- PROBLEM DESCRIPTION -
Take the entries below and reproduce them word for word.

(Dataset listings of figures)
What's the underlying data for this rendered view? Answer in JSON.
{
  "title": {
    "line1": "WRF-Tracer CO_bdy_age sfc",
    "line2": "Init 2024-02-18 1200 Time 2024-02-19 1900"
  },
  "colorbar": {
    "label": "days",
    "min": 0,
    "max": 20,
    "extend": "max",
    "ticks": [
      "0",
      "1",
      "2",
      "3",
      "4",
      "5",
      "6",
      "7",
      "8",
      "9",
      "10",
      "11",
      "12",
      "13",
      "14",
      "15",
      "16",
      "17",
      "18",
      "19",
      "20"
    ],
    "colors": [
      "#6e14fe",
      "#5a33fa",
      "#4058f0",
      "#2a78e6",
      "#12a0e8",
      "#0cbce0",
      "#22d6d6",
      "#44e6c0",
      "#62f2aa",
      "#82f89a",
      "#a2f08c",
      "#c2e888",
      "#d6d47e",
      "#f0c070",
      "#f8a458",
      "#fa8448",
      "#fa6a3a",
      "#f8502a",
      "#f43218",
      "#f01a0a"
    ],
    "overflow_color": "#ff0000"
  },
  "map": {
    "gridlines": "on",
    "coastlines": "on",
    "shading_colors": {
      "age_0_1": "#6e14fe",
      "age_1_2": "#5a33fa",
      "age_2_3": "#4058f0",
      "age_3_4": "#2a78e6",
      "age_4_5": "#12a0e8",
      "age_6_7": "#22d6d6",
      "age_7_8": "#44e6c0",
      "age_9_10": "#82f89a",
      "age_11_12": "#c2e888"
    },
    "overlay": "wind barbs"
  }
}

- RESULT OF THE EXERCISE -
What's the underlying data for this rendered view? Answer in JSON.
{
  "title": {
    "line1": "WRF-Tracer CO_bdy_age sfc",
    "line2": "Init 2024-02-18 1200 Time 2024-02-19 1900"
  },
  "colorbar": {
    "label": "days",
    "min": 0,
    "max": 20,
    "extend": "max",
    "ticks": [
      "0",
      "1",
      "2",
      "3",
      "4",
      "5",
      "6",
      "7",
      "8",
      "9",
      "10",
      "11",
      "12",
      "13",
      "14",
      "15",
      "16",
      "17",
      "18",
      "19",
      "20"
    ],
    "colors": [
      "#6e14fe",
      "#5a33fa",
      "#4058f0",
      "#2a78e6",
      "#12a0e8",
      "#0cbce0",
      "#22d6d6",
      "#44e6c0",
      "#62f2aa",
      "#82f89a",
      "#a2f08c",
      "#c2e888",
      "#d6d47e",
      "#f0c070",
      "#f8a458",
      "#fa8448",
      "#fa6a3a",
      "#f8502a",
      "#f43218",
      "#f01a0a"
    ],
    "overflow_color": "#ff0000"
  },
  "map": {
    "gridlines": "on",
    "coastlines": "on",
    "shading_colors": {
      "age_0_1": "#6e14fe",
      "age_1_2": "#5a33fa",
      "age_2_3": "#4058f0",
      "age_3_4": "#2a78e6",
      "age_4_5": "#12a0e8",
      "age_6_7": "#22d6d6",
      "age_7_8": "#44e6c0",
      "age_9_10": "#82f89a",
      "age_11_12": "#c2e888"
    },
    "overlay": "wind barbs"
  }
}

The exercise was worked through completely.